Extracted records
* * * *

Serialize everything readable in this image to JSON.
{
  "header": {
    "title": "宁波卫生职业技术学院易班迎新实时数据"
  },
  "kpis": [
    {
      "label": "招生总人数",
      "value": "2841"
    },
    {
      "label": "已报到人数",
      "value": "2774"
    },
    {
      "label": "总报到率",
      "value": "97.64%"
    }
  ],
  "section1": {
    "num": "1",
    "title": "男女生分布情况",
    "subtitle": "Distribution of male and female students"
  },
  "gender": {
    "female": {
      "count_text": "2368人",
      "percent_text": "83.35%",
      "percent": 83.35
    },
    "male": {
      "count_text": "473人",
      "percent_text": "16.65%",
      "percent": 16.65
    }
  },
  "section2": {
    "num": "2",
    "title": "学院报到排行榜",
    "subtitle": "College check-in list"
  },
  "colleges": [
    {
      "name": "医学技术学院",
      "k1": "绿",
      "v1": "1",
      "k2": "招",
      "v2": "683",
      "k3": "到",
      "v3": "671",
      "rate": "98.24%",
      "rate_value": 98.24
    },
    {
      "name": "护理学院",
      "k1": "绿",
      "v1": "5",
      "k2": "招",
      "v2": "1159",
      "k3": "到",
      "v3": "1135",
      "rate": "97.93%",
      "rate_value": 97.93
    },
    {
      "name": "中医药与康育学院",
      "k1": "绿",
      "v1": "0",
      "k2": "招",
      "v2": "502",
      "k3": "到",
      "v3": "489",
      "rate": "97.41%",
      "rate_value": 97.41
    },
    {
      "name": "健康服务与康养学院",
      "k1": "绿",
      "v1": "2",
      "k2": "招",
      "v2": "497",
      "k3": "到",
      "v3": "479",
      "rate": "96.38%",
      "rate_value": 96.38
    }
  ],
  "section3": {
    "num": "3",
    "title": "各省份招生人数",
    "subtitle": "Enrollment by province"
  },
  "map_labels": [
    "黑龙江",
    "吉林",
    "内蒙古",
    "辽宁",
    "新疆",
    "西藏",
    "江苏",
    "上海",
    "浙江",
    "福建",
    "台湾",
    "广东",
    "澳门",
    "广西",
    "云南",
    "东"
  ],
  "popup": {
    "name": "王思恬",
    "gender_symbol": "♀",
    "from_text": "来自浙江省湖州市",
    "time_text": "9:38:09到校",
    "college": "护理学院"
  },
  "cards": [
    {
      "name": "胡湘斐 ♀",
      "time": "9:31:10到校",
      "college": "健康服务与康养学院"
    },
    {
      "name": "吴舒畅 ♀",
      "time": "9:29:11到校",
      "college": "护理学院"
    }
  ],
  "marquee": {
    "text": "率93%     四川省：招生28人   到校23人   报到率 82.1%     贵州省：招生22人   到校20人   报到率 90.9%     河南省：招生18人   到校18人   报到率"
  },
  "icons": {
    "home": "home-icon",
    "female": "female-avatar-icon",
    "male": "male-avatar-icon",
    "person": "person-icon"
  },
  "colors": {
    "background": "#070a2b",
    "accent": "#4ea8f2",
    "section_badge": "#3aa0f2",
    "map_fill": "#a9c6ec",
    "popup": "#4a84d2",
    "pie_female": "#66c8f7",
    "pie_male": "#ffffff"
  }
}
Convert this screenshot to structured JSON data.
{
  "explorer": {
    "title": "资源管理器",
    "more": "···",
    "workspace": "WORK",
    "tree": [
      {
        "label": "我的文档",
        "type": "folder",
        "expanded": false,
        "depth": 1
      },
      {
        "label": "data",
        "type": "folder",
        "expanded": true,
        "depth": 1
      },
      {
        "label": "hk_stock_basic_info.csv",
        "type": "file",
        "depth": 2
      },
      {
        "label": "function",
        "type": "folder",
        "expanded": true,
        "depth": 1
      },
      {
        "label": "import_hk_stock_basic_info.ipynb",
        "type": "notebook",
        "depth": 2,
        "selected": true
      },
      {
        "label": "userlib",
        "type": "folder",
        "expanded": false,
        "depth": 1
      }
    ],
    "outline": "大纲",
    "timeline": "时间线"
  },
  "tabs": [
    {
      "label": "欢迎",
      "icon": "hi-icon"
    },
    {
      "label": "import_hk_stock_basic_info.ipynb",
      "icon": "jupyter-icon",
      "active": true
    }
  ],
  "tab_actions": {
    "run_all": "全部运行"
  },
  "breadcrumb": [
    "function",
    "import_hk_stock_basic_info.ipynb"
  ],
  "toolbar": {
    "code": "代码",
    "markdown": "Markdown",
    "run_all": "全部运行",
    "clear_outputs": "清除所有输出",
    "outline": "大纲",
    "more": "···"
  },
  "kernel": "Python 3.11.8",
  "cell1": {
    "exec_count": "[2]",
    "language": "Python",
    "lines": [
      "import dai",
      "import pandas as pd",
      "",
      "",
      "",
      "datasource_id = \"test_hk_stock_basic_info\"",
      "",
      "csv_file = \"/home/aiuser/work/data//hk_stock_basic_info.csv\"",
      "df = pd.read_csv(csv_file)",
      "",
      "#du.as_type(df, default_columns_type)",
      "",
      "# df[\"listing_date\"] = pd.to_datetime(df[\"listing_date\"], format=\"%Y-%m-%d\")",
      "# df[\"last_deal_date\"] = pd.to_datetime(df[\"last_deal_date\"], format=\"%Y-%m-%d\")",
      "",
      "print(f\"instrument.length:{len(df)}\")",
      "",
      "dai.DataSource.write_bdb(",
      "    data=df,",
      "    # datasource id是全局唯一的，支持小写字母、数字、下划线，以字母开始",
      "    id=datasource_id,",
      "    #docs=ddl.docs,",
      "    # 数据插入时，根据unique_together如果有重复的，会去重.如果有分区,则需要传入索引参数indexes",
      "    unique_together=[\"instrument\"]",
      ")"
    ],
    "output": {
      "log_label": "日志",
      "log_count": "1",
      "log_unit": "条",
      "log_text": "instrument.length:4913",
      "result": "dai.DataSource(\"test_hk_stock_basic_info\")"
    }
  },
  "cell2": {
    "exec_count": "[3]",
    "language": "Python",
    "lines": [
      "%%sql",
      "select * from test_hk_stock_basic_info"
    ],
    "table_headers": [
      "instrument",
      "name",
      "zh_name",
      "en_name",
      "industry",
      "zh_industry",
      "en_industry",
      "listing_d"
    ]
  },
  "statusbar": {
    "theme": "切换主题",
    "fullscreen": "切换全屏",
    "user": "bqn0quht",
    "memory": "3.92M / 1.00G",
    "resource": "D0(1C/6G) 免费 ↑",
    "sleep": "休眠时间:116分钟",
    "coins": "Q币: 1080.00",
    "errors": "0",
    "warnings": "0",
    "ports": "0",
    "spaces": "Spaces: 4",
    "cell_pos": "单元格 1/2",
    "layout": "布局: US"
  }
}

* * * *

PROBLEM DETAILS
Write out the whole listing again. Match it word for word.

SOLUTION BELOW
Serialize everything readable in this image to JSON.
{
  "header": {
    "title": "宁波卫生职业技术学院易班迎新实时数据"
  },
  "kpis": [
    {
      "label": "招生总人数",
      "value": "2841"
    },
    {
      "label": "已报到人数",
      "value": "2774"
    },
    {
      "label": "总报到率",
      "value": "97.64%"
    }
  ],
  "section1": {
    "num": "1",
    "title": "男女生分布情况",
    "subtitle": "Distribution of male and female students"
  },
  "gender": {
    "female": {
      "count_text": "2368人",
      "percent_text": "83.35%",
      "percent": 83.35
    },
    "male": {
      "count_text": "473人",
      "percent_text": "16.65%",
      "percent": 16.65
    }
  },
  "section2": {
    "num": "2",
    "title": "学院报到排行榜",
    "subtitle": "College check-in list"
  },
  "colleges": [
    {
      "name": "医学技术学院",
      "k1": "绿",
      "v1": "1",
      "k2": "招",
      "v2": "683",
      "k3": "到",
      "v3": "671",
      "rate": "98.24%",
      "rate_value": 98.24
    },
    {
      "name": "护理学院",
      "k1": "绿",
      "v1": "5",
      "k2": "招",
      "v2": "1159",
      "k3": "到",
      "v3": "1135",
      "rate": "97.93%",
      "rate_value": 97.93
    },
    {
      "name": "中医药与康育学院",
      "k1": "绿",
      "v1": "0",
      "k2": "招",
      "v2": "502",
      "k3": "到",
      "v3": "489",
      "rate": "97.41%",
      "rate_value": 97.41
    },
    {
      "name": "健康服务与康养学院",
      "k1": "绿",
      "v1": "2",
      "k2": "招",
      "v2": "497",
      "k3": "到",
      "v3": "479",
      "rate": "96.38%",
      "rate_value": 96.38
    }
  ],
  "section3": {
    "num": "3",
    "title": "各省份招生人数",
    "subtitle": "Enrollment by province"
  },
  "map_labels": [
    "黑龙江",
    "吉林",
    "内蒙古",
    "辽宁",
    "新疆",
    "西藏",
    "江苏",
    "上海",
    "浙江",
    "福建",
    "台湾",
    "广东",
    "澳门",
    "广西",
    "云南",
    "东"
  ],
  "popup": {
    "name": "王思恬",
    "gender_symbol": "♀",
    "from_text": "来自浙江省湖州市",
    "time_text": "9:38:09到校",
    "college": "护理学院"
  },
  "cards": [
    {
      "name": "胡湘斐 ♀",
      "time": "9:31:10到校",
      "college": "健康服务与康养学院"
    },
    {
      "name": "吴舒畅 ♀",
      "time": "9:29:11到校",
      "college": "护理学院"
    }
  ],
  "marquee": {
    "text": "率93%     四川省：招生28人   到校23人   报到率 82.1%     贵州省：招生22人   到校20人   报到率 90.9%     河南省：招生18人   到校18人   报到率"
  },
  "icons": {
    "home": "home-icon",
    "female": "female-avatar-icon",
    "male": "male-avatar-icon",
    "person": "person-icon"
  },
  "colors": {
    "background": "#070a2b",
    "accent": "#4ea8f2",
    "section_badge": "#3aa0f2",
    "map_fill": "#a9c6ec",
    "popup": "#4a84d2",
    "pie_female": "#66c8f7",
    "pie_male": "#ffffff"
  }
}
Convert this screenshot to structured JSON data.
{
  "explorer": {
    "title": "资源管理器",
    "more": "···",
    "workspace": "WORK",
    "tree": [
      {
        "label": "我的文档",
        "type": "folder",
        "expanded": false,
        "depth": 1
      },
      {
        "label": "data",
        "type": "folder",
        "expanded": true,
        "depth": 1
      },
      {
        "label": "hk_stock_basic_info.csv",
        "type": "file",
        "depth": 2
      },
      {
        "label": "function",
        "type": "folder",
        "expanded": true,
        "depth": 1
      },
      {
        "label": "import_hk_stock_basic_info.ipynb",
        "type": "notebook",
        "depth": 2,
        "selected": true
      },
      {
        "label": "userlib",
        "type": "folder",
        "expanded": false,
        "depth": 1
      }
    ],
    "outline": "大纲",
    "timeline": "时间线"
  },
  "tabs": [
    {
      "label": "欢迎",
      "icon": "hi-icon"
    },
    {
      "label": "import_hk_stock_basic_info.ipynb",
      "icon": "jupyter-icon",
      "active": true
    }
  ],
  "tab_actions": {
    "run_all": "全部运行"
  },
  "breadcrumb": [
    "function",
    "import_hk_stock_basic_info.ipynb"
  ],
  "toolbar": {
    "code": "代码",
    "markdown": "Markdown",
    "run_all": "全部运行",
    "clear_outputs": "清除所有输出",
    "outline": "大纲",
    "more": "···"
  },
  "kernel": "Python 3.11.8",
  "cell1": {
    "exec_count": "[2]",
    "language": "Python",
    "lines": [
      "import dai",
      "import pandas as pd",
      "",
      "",
      "",
      "datasource_id = \"test_hk_stock_basic_info\"",
      "",
      "csv_file = \"/home/aiuser/work/data//hk_stock_basic_info.csv\"",
      "df = pd.read_csv(csv_file)",
      "",
      "#du.as_type(df, default_columns_type)",
      "",
      "# df[\"listing_date\"] = pd.to_datetime(df[\"listing_date\"], format=\"%Y-%m-%d\")",
      "# df[\"last_deal_date\"] = pd.to_datetime(df[\"last_deal_date\"], format=\"%Y-%m-%d\")",
      "",
      "print(f\"instrument.length:{len(df)}\")",
      "",
      "dai.DataSource.write_bdb(",
      "    data=df,",
      "    # datasource id是全局唯一的，支持小写字母、数字、下划线，以字母开始",
      "    id=datasource_id,",
      "    #docs=ddl.docs,",
      "    # 数据插入时，根据unique_together如果有重复的，会去重.如果有分区,则需要传入索引参数indexes",
      "    unique_together=[\"instrument\"]",
      ")"
    ],
    "output": {
      "log_label": "日志",
      "log_count": "1",
      "log_unit": "条",
      "log_text": "instrument.length:4913",
      "result": "dai.DataSource(\"test_hk_stock_basic_info\")"
    }
  },
  "cell2": {
    "exec_count": "[3]",
    "language": "Python",
    "lines": [
      "%%sql",
      "select * from test_hk_stock_basic_info"
    ],
    "table_headers": [
      "instrument",
      "name",
      "zh_name",
      "en_name",
      "industry",
      "zh_industry",
      "en_industry",
      "listing_d"
    ]
  },
  "statusbar": {
    "theme": "切换主题",
    "fullscreen": "切换全屏",
    "user": "bqn0quht",
    "memory": "3.92M / 1.00G",
    "resource": "D0(1C/6G) 免费 ↑",
    "sleep": "休眠时间:116分钟",
    "coins": "Q币: 1080.00",
    "errors": "0",
    "warnings": "0",
    "ports": "0",
    "spaces": "Spaces: 4",
    "cell_pos": "单元格 1/2",
    "layout": "布局: US"
  }
}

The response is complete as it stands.